• _Set task_: All of the material should be reproduced exactly, with pictures left out.

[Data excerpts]
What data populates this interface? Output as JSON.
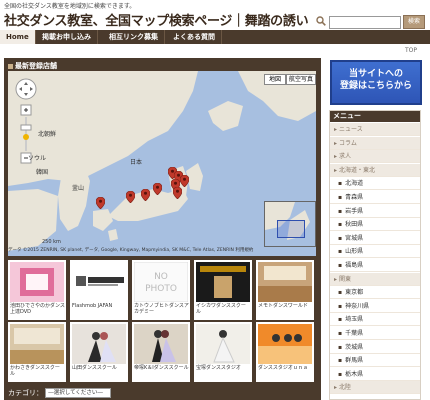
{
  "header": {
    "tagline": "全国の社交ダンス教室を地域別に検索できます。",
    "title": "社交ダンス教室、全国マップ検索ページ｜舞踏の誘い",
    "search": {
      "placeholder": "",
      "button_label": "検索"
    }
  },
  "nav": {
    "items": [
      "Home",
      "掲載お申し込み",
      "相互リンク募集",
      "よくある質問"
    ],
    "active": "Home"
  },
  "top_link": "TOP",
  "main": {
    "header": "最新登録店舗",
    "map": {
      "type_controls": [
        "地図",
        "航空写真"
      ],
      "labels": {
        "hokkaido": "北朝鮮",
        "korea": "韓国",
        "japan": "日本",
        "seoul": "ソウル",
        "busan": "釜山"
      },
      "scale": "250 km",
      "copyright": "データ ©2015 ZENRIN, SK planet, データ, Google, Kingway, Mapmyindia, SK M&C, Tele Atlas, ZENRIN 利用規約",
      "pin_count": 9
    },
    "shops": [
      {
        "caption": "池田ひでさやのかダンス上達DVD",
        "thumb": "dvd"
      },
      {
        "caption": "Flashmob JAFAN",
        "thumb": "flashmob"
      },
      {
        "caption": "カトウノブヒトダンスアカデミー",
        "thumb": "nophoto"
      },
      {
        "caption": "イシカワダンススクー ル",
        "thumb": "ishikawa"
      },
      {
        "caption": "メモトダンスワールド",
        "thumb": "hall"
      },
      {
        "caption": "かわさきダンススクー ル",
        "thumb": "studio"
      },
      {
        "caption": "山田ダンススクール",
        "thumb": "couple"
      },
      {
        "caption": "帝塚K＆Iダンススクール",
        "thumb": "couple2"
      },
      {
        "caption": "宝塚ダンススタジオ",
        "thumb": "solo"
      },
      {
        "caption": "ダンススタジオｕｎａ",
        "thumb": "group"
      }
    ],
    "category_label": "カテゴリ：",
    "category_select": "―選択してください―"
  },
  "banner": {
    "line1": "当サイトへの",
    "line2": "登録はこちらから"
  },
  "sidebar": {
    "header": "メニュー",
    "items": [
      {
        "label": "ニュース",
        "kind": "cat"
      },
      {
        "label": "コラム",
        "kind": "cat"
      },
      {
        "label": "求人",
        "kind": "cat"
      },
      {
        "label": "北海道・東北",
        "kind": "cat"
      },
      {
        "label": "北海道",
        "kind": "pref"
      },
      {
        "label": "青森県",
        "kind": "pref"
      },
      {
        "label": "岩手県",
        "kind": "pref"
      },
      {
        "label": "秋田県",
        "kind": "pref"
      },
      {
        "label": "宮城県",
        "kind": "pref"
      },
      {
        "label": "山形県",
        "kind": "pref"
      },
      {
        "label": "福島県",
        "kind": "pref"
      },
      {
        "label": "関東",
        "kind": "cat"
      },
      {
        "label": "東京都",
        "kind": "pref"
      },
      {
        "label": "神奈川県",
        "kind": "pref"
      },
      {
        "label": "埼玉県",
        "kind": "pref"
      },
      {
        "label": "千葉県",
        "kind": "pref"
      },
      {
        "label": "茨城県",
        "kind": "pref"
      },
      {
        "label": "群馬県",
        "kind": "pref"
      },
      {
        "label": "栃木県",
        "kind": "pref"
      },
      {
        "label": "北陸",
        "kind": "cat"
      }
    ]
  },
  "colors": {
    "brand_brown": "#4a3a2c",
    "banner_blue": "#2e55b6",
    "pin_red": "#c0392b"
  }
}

• _Exercise output_:
What data populates this interface? Output as JSON.
{
  "header": {
    "tagline": "全国の社交ダンス教室を地域別に検索できます。",
    "title": "社交ダンス教室、全国マップ検索ページ｜舞踏の誘い",
    "search": {
      "placeholder": "",
      "button_label": "検索"
    }
  },
  "nav": {
    "items": [
      "Home",
      "掲載お申し込み",
      "相互リンク募集",
      "よくある質問"
    ],
    "active": "Home"
  },
  "top_link": "TOP",
  "main": {
    "header": "最新登録店舗",
    "map": {
      "type_controls": [
        "地図",
        "航空写真"
      ],
      "labels": {
        "hokkaido": "北朝鮮",
        "korea": "韓国",
        "japan": "日本",
        "seoul": "ソウル",
        "busan": "釜山"
      },
      "scale": "250 km",
      "copyright": "データ ©2015 ZENRIN, SK planet, データ, Google, Kingway, Mapmyindia, SK M&C, Tele Atlas, ZENRIN 利用規約",
      "pin_count": 9
    },
    "shops": [
      {
        "caption": "池田ひでさやのかダンス上達DVD",
        "thumb": "dvd"
      },
      {
        "caption": "Flashmob JAFAN",
        "thumb": "flashmob"
      },
      {
        "caption": "カトウノブヒトダンスアカデミー",
        "thumb": "nophoto"
      },
      {
        "caption": "イシカワダンススクー ル",
        "thumb": "ishikawa"
      },
      {
        "caption": "メモトダンスワールド",
        "thumb": "hall"
      },
      {
        "caption": "かわさきダンススクー ル",
        "thumb": "studio"
      },
      {
        "caption": "山田ダンススクール",
        "thumb": "couple"
      },
      {
        "caption": "帝塚K＆Iダンススクール",
        "thumb": "couple2"
      },
      {
        "caption": "宝塚ダンススタジオ",
        "thumb": "solo"
      },
      {
        "caption": "ダンススタジオｕｎａ",
        "thumb": "group"
      }
    ],
    "category_label": "カテゴリ：",
    "category_select": "―選択してください―"
  },
  "banner": {
    "line1": "当サイトへの",
    "line2": "登録はこちらから"
  },
  "sidebar": {
    "header": "メニュー",
    "items": [
      {
        "label": "ニュース",
        "kind": "cat"
      },
      {
        "label": "コラム",
        "kind": "cat"
      },
      {
        "label": "求人",
        "kind": "cat"
      },
      {
        "label": "北海道・東北",
        "kind": "cat"
      },
      {
        "label": "北海道",
        "kind": "pref"
      },
      {
        "label": "青森県",
        "kind": "pref"
      },
      {
        "label": "岩手県",
        "kind": "pref"
      },
      {
        "label": "秋田県",
        "kind": "pref"
      },
      {
        "label": "宮城県",
        "kind": "pref"
      },
      {
        "label": "山形県",
        "kind": "pref"
      },
      {
        "label": "福島県",
        "kind": "pref"
      },
      {
        "label": "関東",
        "kind": "cat"
      },
      {
        "label": "東京都",
        "kind": "pref"
      },
      {
        "label": "神奈川県",
        "kind": "pref"
      },
      {
        "label": "埼玉県",
        "kind": "pref"
      },
      {
        "label": "千葉県",
        "kind": "pref"
      },
      {
        "label": "茨城県",
        "kind": "pref"
      },
      {
        "label": "群馬県",
        "kind": "pref"
      },
      {
        "label": "栃木県",
        "kind": "pref"
      },
      {
        "label": "北陸",
        "kind": "cat"
      }
    ]
  },
  "colors": {
    "brand_brown": "#4a3a2c",
    "banner_blue": "#2e55b6",
    "pin_red": "#c0392b"
  }
}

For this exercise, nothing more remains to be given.